== RAW DATA ==
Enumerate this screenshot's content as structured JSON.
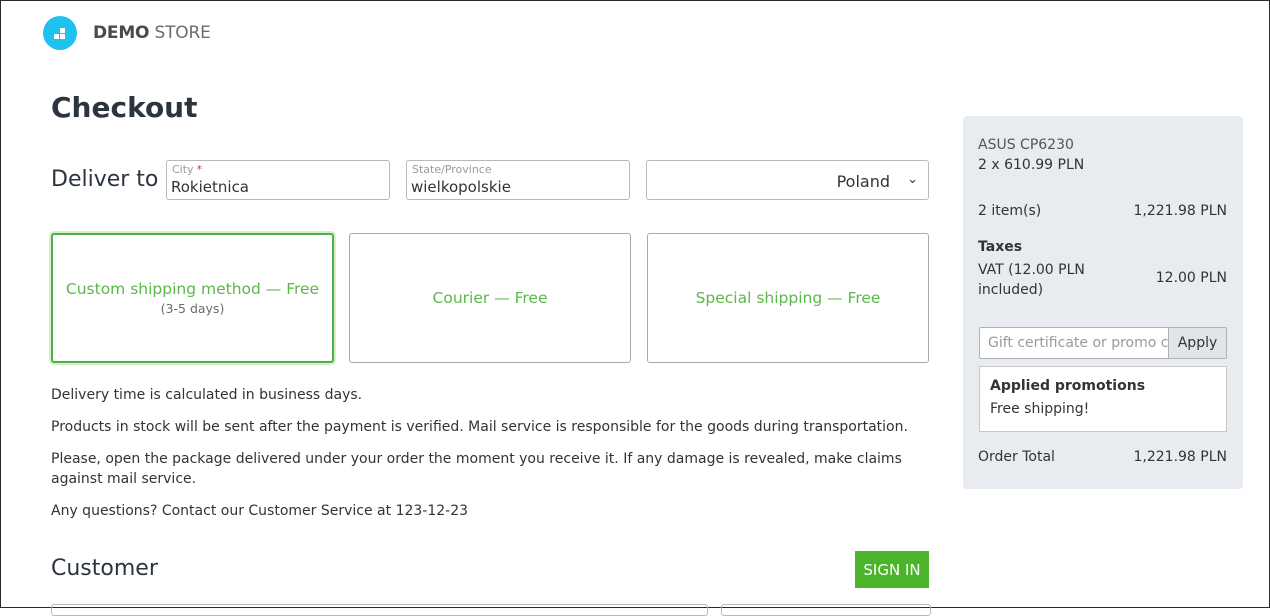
{
  "brand": {
    "name_bold": "DEMO",
    "name_light": "STORE"
  },
  "page_title": "Checkout",
  "deliver": {
    "label": "Deliver to",
    "city": {
      "label": "City",
      "required_mark": "*",
      "value": "Rokietnica"
    },
    "state": {
      "label": "State/Province",
      "value": "wielkopolskie"
    },
    "country": {
      "value": "Poland"
    }
  },
  "shipping_methods": [
    {
      "name": "Custom shipping method — Free",
      "days": "(3-5 days)",
      "selected": true
    },
    {
      "name": "Courier — Free",
      "days": "",
      "selected": false
    },
    {
      "name": "Special shipping — Free",
      "days": "",
      "selected": false
    }
  ],
  "info": [
    "Delivery time is calculated in business days.",
    "Products in stock will be sent after the payment is verified. Mail service is responsible for the goods during transportation.",
    "Please, open the package delivered under your order the moment you receive it. If any damage is revealed, make claims against mail service.",
    "Any questions? Contact our Customer Service at 123-12-23"
  ],
  "customer": {
    "heading": "Customer",
    "sign_in": "SIGN IN"
  },
  "summary": {
    "product_name": "ASUS CP6230",
    "product_qty_price": "2 x 610.99 PLN",
    "items_label": "2 item(s)",
    "items_value": "1,221.98 PLN",
    "taxes_heading": "Taxes",
    "vat_label": "VAT (12.00 PLN included)",
    "vat_value": "12.00 PLN",
    "promo_placeholder": "Gift certificate or promo code",
    "apply_label": "Apply",
    "applied_heading": "Applied promotions",
    "applied_text": "Free shipping!",
    "total_label": "Order Total",
    "total_value": "1,221.98 PLN"
  },
  "colors": {
    "accent_green": "#4ab52b",
    "shipping_text": "#5cb84a",
    "logo_blue": "#1fc1ee",
    "summary_bg": "#e8ebef"
  }
}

== STATED EXERCISE ==
Repeat the lines above exactly, and keep every picture out.

== SOLUTION BELOW ==
Enumerate this screenshot's content as structured JSON.
{
  "brand": {
    "name_bold": "DEMO",
    "name_light": "STORE"
  },
  "page_title": "Checkout",
  "deliver": {
    "label": "Deliver to",
    "city": {
      "label": "City",
      "required_mark": "*",
      "value": "Rokietnica"
    },
    "state": {
      "label": "State/Province",
      "value": "wielkopolskie"
    },
    "country": {
      "value": "Poland"
    }
  },
  "shipping_methods": [
    {
      "name": "Custom shipping method — Free",
      "days": "(3-5 days)",
      "selected": true
    },
    {
      "name": "Courier — Free",
      "days": "",
      "selected": false
    },
    {
      "name": "Special shipping — Free",
      "days": "",
      "selected": false
    }
  ],
  "info": [
    "Delivery time is calculated in business days.",
    "Products in stock will be sent after the payment is verified. Mail service is responsible for the goods during transportation.",
    "Please, open the package delivered under your order the moment you receive it. If any damage is revealed, make claims against mail service.",
    "Any questions? Contact our Customer Service at 123-12-23"
  ],
  "customer": {
    "heading": "Customer",
    "sign_in": "SIGN IN"
  },
  "summary": {
    "product_name": "ASUS CP6230",
    "product_qty_price": "2 x 610.99 PLN",
    "items_label": "2 item(s)",
    "items_value": "1,221.98 PLN",
    "taxes_heading": "Taxes",
    "vat_label": "VAT (12.00 PLN included)",
    "vat_value": "12.00 PLN",
    "promo_placeholder": "Gift certificate or promo code",
    "apply_label": "Apply",
    "applied_heading": "Applied promotions",
    "applied_text": "Free shipping!",
    "total_label": "Order Total",
    "total_value": "1,221.98 PLN"
  },
  "colors": {
    "accent_green": "#4ab52b",
    "shipping_text": "#5cb84a",
    "logo_blue": "#1fc1ee",
    "summary_bg": "#e8ebef"
  }
}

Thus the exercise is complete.